#### What you need to do:
Continue the forum thread on paste wax, dry lube, and paraffin from the point where it stops.

#### Page text:

View NiteWalker's profile

NiteWalker

2710 posts in 1299 days


#5 posted 08-28-2012 07:51 PM

Paste wax. I use it for the top too.
I apply it with a tooth brush I got from the dollar store for $1 for a can of 8.

-- He who dies with the most tools... dies with the emptiest wallet.

View Bill White's profile

Bill White

3540 posts in 2683 days


#6 posted 08-28-2012 08:42 PM

I’ve started using DuPont “Multi-Use” dry lube with Teflon. So far-so good. Got it at the blue borg.
Bill

-- bill@magraphics.us

View MrUnix's profile

MrUnix

608 posts in 921 days


#7 posted 08-28-2012 09:14 PM

I might try paraffin. Any application tips Mr Unix?

However you can get it on there!! :)

#### Provided information:
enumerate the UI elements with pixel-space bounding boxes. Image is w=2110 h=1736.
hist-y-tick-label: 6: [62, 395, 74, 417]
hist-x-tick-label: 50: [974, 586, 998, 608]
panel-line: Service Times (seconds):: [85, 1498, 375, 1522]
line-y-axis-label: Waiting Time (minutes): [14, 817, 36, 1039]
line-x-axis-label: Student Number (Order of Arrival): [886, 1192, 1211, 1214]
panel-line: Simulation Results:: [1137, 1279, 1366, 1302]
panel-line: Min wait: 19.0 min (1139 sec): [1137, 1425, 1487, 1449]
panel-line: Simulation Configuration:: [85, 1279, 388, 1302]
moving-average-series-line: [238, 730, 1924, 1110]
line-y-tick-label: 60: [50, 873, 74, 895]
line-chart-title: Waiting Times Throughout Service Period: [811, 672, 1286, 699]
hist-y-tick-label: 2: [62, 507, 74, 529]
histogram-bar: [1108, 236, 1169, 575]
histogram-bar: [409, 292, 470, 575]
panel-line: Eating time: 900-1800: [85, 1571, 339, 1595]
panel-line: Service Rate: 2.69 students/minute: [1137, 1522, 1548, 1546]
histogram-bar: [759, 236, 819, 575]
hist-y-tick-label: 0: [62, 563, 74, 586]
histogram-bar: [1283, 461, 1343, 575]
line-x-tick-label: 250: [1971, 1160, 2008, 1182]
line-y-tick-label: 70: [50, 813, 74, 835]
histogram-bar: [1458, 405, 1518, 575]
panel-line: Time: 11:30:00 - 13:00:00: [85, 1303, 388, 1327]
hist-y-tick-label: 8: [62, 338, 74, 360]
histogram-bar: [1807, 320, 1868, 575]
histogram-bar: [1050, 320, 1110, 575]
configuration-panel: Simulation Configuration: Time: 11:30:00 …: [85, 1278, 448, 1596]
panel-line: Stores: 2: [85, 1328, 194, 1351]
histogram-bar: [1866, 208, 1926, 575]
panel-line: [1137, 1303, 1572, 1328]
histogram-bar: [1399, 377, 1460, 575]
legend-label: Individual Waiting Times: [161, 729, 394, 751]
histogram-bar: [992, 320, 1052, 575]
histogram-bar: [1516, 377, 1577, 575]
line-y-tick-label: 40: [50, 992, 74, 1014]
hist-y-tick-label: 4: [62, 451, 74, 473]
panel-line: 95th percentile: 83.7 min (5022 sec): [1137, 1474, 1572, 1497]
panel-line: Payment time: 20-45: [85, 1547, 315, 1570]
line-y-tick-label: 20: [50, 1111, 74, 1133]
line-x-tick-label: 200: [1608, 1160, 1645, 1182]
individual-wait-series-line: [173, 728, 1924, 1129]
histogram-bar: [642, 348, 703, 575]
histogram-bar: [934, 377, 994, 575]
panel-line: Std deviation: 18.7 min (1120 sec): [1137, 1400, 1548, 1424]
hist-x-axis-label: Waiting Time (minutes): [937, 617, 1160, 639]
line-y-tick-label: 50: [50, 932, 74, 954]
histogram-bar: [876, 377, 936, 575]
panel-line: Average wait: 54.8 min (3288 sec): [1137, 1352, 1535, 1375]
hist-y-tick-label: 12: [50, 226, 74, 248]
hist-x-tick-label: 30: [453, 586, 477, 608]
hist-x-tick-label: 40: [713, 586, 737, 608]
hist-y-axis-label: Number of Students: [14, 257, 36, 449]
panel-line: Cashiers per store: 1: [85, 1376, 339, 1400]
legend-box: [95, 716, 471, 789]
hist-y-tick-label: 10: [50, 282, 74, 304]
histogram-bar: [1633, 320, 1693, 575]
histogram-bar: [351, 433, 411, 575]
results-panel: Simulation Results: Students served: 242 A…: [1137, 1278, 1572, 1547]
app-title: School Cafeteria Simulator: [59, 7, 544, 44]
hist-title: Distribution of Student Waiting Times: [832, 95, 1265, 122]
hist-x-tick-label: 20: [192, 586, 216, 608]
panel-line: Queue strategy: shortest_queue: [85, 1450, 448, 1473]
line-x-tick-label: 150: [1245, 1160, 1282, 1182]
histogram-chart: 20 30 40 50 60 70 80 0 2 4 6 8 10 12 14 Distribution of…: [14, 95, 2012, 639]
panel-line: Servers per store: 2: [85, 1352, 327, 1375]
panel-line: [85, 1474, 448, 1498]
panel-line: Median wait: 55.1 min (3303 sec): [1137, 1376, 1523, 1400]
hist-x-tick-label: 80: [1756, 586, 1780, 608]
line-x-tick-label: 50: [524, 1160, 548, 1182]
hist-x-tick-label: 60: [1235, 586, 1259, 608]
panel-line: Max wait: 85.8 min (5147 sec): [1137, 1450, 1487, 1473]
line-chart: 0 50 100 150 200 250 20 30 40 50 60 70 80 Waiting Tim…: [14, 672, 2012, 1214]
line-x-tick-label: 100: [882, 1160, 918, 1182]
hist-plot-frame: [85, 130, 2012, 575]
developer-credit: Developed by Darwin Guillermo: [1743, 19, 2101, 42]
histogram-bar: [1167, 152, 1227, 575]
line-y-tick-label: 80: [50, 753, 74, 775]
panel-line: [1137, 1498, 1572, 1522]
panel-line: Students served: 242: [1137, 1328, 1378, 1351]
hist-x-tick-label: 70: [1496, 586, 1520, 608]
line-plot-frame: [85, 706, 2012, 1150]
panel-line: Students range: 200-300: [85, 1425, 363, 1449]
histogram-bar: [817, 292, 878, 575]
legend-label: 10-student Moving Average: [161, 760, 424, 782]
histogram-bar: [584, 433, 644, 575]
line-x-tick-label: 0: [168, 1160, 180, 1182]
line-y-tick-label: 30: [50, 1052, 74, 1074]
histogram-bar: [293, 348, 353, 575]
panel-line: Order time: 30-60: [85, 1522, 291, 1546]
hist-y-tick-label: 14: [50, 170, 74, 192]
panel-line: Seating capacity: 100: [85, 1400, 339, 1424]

#### Answer section:
On some stuff, you can just take a bar of it and rub it on then buff.. you can also make various forms by adding it to mineral spirits, from a paste to a liquid. I keep a masons jar of wax solution around at all times so I can dunk nuts and bolts into it or dab a little on a rag and apply that way. Once the mineral spirits evaporate you are left with a nice thin film of wax. If I need it a little bit thicker, I just throw it in the fridge for a couple of minutes and it turns into a semi-paste (the saturation point of the mineral spirits with wax changes with temperature). There are a lot of different ways to do it, this just happens to be the one I use and it seems to work pretty well for me.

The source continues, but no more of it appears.